» **Passage for review**:
= Beginning of Section =
Purpose: IL-13, RANTES (Regulated on Activation, Normal T cells Expressed and Secreted), and cysteinyl leukotrienes are asthma and atopy mediators. Two RANTES -403(G to A) and -28(C to G), an -1055 IL-13(C to T), and a -444(A to C) leukotriene C4 synthase (LTC4S) single nucleotide polymorphisms (SNPs) have been shown in Caucasians and Asians as asthma and atopy risk factors. We studied these SNPs in African Americans with asthma and/or atopy.
Methods: We studied 61 patients with asthma and/or atopy and 129 to 157 newborn controls for the -403 RANTES, -28 RANTES, and -1055 IL-13 SNPs, as well as 47 patients and 60 newborn controls for the -444 LTC4S SNP.
Results: The two groups did not significantly differ at the genotypes of the -403 and -28 RANTES SNP. On the other hand, the mutant TT genotype for the -1055 IL-13 SNP was detected in 19.7% of patients versus 12.7% in controls (P < 0.04, OR 2.9, 95% CI 1.0-8.0), and the mutant T allele in 58.3% versus 36.6% in controls (P < 0.02, OR 2.4, 95% CI 1.1-5.2). In a similar fashion, for the -444 LTC4S SNP, the mutant AC genotype was detected in 19.1% versus 10.0% in controls (P > 0.28); mutant C allele had an OR of 2.1 (95% CI 0.7-6.3).
Conclusion: African American asthmatics/atopics had higher frequency of the TT mutant gene for the -1055 IL-13 SNP and of its mutant T allele. Regarding the -444 LTC4S SNP, there was a definite difference, although not statistically significant, with an OR of 2.1 for the mutant AC genotype in patients. If these findings become reproduced by larger studies, it may suggest that IL-13 and LTC4S SNPs can be used as predictive markers for asthma/atopy in African Americans.
= End of Section =
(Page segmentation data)
= Beginning of Section =
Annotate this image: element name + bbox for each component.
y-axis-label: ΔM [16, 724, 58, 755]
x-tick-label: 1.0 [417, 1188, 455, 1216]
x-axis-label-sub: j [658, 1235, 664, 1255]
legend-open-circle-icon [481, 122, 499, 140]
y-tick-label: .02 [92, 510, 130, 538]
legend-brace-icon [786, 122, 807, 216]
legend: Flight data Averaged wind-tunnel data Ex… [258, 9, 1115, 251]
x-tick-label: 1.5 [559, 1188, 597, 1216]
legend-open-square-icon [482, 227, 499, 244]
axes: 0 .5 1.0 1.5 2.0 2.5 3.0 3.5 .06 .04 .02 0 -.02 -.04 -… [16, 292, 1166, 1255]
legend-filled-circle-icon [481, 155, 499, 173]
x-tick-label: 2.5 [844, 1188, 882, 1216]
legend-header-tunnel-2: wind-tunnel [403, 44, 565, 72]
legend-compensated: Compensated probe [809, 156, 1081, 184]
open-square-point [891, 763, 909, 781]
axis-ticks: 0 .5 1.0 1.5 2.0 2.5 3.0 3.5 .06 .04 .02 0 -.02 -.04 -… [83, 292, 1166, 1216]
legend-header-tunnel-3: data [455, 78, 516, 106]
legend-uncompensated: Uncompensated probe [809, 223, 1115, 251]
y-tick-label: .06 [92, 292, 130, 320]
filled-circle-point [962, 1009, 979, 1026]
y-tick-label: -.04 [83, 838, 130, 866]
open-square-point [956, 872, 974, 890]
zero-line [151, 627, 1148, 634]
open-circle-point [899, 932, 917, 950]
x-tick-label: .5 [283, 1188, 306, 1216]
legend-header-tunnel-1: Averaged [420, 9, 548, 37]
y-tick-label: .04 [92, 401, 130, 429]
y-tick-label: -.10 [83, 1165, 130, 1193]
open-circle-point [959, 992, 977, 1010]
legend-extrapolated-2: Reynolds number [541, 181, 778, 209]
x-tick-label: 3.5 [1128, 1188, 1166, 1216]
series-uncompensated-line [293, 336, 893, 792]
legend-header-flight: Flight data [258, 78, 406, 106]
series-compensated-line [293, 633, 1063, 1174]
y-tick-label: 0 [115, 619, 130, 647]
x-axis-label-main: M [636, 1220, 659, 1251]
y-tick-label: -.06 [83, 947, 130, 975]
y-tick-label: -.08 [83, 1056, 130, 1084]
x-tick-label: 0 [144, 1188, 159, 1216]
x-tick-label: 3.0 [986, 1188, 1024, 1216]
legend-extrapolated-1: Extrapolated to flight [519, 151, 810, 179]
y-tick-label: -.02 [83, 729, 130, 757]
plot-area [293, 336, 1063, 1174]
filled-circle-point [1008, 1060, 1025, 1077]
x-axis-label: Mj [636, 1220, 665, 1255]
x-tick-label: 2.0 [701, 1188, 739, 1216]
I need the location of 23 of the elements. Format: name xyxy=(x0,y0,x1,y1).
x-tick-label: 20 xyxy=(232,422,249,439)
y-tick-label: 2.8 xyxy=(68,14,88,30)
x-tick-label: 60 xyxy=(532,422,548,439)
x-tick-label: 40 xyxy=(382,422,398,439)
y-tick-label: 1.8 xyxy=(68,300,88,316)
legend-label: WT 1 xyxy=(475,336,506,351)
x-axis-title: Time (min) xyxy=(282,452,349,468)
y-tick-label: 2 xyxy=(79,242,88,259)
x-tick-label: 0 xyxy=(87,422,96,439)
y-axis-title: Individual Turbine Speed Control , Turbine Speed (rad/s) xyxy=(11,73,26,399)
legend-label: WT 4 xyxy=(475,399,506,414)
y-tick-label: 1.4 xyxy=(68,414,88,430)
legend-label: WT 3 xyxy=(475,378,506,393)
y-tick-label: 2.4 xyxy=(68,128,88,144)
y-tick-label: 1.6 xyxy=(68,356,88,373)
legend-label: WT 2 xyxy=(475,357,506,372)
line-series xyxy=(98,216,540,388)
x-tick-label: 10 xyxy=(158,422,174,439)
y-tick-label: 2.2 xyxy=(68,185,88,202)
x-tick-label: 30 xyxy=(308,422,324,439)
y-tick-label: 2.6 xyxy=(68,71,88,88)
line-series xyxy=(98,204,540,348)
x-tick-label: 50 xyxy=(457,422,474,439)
= End of Section =
» **Tasks to perform**:
1. Answer these questions using the study abstract.
(a) In which two populations had the four SNPs already been shown to be asthma and atopy risk factors?
(b) How many patients were studied for the -444 LTC4S SNP?
(c) What percentage of patients carried the mutant TT genotype for the -1055 IL-13 SNP?
2. Rewrite the study abstract from "Methods: We studied" to "(95% CI 0.7-6.3).", changing "newborn" to "infant".
3. List every single nucleotide polymorphism named in the study abstract, giving the gene, the position and the base change for each.

» **Answers in order**:
1.
(a) Caucasians and Asians
(b) 47
(c) 19.7%

2.
Methods: We studied 61 patients with asthma and/or atopy and 129 to 157 infant controls for the -403 RANTES, -28 RANTES, and -1055 IL-13 SNPs, as well as 47 patients and 60 infant controls for the -444 LTC4S SNP.
Results: The two groups did not significantly differ at the genotypes of the -403 and -28 RANTES SNP. On the other hand, the mutant TT genotype for the -1055 IL-13 SNP was detected in 19.7% of patients versus 12.7% in controls (P < 0.04, OR 2.9, 95% CI 1.0-8.0), and the mutant T allele in 58.3% versus 36.6% in controls (P < 0.02, OR 2.4, 95% CI 1.1-5.2). In a similar fashion, for the -444 LTC4S SNP, the mutant AC genotype was detected in 19.1% versus 10.0% in controls (P > 0.28); mutant C allele had an OR of 2.1 (95% CI 0.7-6.3).

3.
RANTES -403 (G to A)
RANTES -28 (C to G)
IL-13 -1055 (C to T)
LTC4S -444 (A to C)